* Begin Supplied entries *

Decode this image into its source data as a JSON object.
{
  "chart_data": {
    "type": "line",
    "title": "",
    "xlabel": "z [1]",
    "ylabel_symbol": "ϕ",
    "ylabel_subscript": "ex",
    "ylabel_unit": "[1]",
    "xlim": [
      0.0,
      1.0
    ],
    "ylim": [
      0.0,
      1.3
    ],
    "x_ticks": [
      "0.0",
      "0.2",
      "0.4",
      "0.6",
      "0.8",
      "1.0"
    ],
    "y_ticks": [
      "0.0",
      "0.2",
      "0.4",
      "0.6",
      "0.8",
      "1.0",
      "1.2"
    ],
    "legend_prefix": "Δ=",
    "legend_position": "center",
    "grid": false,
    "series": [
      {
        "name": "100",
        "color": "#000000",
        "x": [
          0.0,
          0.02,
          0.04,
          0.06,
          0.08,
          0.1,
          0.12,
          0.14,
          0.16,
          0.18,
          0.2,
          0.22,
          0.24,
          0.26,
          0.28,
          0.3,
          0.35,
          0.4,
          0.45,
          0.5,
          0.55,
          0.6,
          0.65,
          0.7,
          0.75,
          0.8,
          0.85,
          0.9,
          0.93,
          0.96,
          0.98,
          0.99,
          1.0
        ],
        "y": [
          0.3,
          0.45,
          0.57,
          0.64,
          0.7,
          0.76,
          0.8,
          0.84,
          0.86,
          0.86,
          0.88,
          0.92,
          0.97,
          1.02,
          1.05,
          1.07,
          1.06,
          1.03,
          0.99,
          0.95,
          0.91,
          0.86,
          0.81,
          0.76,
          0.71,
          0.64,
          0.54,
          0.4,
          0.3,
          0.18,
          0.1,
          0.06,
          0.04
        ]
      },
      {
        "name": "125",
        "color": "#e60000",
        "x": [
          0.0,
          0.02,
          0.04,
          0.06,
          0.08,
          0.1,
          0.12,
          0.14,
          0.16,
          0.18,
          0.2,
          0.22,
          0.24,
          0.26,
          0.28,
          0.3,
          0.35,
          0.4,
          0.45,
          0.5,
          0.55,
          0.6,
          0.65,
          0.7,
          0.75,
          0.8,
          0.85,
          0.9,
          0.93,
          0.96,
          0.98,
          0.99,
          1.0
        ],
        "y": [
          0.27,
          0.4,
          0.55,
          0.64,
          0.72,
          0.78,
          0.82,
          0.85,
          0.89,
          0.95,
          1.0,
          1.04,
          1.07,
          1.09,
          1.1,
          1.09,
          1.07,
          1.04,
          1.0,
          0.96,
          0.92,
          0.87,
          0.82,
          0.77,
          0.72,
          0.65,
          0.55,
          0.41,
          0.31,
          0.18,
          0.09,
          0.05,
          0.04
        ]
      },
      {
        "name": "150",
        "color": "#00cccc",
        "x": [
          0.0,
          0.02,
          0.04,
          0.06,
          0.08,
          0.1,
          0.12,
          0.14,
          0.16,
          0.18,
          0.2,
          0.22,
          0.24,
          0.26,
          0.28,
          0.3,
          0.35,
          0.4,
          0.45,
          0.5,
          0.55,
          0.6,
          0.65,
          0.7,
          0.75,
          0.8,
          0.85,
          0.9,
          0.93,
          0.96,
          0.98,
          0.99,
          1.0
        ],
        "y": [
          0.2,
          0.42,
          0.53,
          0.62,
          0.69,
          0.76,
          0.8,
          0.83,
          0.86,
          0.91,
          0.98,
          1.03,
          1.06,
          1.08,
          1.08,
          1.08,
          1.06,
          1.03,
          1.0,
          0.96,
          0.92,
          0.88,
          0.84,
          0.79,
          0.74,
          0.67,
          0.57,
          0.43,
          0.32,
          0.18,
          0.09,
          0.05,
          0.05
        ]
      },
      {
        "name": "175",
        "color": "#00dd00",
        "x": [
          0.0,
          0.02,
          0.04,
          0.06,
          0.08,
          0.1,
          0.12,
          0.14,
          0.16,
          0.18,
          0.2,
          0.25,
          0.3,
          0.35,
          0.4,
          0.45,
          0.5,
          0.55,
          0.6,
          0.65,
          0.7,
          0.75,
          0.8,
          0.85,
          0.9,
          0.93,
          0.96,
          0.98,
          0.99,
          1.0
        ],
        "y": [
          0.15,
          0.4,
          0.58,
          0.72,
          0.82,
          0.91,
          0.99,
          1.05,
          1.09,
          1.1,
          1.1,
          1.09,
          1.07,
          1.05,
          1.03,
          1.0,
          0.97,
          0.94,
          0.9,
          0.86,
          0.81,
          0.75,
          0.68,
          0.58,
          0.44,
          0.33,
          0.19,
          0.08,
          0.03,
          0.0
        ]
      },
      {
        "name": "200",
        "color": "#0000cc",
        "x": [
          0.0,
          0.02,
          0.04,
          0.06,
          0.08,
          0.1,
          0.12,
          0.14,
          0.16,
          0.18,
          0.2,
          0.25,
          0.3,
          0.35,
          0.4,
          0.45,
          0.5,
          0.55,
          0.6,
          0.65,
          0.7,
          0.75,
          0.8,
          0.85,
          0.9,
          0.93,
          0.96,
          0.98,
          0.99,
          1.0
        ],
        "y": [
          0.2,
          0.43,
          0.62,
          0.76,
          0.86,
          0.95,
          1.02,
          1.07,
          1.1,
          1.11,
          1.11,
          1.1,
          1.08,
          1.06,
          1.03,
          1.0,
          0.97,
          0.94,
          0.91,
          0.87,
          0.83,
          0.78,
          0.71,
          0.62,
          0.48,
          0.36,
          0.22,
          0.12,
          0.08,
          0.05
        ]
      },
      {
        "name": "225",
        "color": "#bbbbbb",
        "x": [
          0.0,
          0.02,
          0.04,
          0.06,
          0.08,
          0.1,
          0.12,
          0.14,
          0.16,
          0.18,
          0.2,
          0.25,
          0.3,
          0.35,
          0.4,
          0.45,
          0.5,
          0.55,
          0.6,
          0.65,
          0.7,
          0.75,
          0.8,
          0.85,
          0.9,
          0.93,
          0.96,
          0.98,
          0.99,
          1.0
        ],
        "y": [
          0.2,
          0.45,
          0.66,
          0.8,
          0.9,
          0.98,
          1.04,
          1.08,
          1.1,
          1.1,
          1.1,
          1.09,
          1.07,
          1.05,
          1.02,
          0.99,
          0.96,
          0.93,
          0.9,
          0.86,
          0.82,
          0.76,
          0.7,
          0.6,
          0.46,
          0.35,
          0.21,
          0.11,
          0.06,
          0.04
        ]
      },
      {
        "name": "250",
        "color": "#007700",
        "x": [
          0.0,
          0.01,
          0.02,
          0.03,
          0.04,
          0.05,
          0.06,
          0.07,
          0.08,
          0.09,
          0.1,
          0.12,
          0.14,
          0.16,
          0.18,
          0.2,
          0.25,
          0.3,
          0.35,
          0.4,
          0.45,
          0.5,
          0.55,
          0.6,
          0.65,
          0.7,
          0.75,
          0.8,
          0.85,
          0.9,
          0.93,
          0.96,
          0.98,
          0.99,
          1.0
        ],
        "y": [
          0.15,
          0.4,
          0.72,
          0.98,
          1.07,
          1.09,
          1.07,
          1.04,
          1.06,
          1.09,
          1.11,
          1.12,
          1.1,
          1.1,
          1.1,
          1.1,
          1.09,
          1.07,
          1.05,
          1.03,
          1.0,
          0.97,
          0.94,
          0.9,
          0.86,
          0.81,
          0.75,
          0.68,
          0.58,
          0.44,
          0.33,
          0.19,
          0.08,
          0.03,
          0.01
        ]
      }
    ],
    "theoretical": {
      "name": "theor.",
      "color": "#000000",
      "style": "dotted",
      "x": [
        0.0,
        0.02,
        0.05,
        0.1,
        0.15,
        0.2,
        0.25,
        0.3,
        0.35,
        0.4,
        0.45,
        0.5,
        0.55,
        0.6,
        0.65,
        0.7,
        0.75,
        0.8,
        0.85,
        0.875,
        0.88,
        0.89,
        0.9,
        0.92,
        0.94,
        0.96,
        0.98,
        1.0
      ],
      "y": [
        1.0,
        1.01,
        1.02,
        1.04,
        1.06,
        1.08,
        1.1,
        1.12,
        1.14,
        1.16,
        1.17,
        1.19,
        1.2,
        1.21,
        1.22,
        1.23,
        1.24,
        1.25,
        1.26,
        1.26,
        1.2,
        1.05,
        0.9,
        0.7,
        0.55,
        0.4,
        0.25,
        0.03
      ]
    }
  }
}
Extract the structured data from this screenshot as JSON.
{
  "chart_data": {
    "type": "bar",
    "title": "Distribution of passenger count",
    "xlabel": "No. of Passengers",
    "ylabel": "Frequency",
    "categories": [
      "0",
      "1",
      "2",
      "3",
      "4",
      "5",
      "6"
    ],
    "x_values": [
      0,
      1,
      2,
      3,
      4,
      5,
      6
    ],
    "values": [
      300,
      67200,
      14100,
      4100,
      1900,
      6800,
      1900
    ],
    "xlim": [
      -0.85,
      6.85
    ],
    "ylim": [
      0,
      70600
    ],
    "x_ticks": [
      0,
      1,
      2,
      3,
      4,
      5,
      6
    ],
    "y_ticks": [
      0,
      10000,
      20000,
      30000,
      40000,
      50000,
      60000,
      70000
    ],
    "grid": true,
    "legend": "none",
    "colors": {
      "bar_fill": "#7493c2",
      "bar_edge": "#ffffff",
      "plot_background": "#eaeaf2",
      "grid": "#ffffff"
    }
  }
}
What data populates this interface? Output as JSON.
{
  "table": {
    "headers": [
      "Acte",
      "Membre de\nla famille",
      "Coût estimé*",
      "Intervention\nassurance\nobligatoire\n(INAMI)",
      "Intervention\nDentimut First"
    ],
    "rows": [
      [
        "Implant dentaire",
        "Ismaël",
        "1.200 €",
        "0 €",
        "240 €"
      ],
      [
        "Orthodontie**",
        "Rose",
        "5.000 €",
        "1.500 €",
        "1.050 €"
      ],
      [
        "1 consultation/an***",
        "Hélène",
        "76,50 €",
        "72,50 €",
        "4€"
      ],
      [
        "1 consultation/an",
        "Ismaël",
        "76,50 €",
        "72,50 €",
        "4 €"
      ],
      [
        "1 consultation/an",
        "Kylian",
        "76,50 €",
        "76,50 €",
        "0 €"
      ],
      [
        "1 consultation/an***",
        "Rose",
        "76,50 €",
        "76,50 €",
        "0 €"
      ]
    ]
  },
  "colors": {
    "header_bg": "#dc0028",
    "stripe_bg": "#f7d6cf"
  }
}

* End Supplied entries *

Stated task — Set down nothing but the lines from the one with "What data populates" through the end of the records, keeping each line exactly as written and including both ends.

Exercise solution —
What data populates this interface? Output as JSON.
{
  "table": {
    "headers": [
      "Acte",
      "Membre de\nla famille",
      "Coût estimé*",
      "Intervention\nassurance\nobligatoire\n(INAMI)",
      "Intervention\nDentimut First"
    ],
    "rows": [
      [
        "Implant dentaire",
        "Ismaël",
        "1.200 €",
        "0 €",
        "240 €"
      ],
      [
        "Orthodontie**",
        "Rose",
        "5.000 €",
        "1.500 €",
        "1.050 €"
      ],
      [
        "1 consultation/an***",
        "Hélène",
        "76,50 €",
        "72,50 €",
        "4€"
      ],
      [
        "1 consultation/an",
        "Ismaël",
        "76,50 €",
        "72,50 €",
        "4 €"
      ],
      [
        "1 consultation/an",
        "Kylian",
        "76,50 €",
        "76,50 €",
        "0 €"
      ],
      [
        "1 consultation/an***",
        "Rose",
        "76,50 €",
        "76,50 €",
        "0 €"
      ]
    ]
  },
  "colors": {
    "header_bg": "#dc0028",
    "stripe_bg": "#f7d6cf"
  }
}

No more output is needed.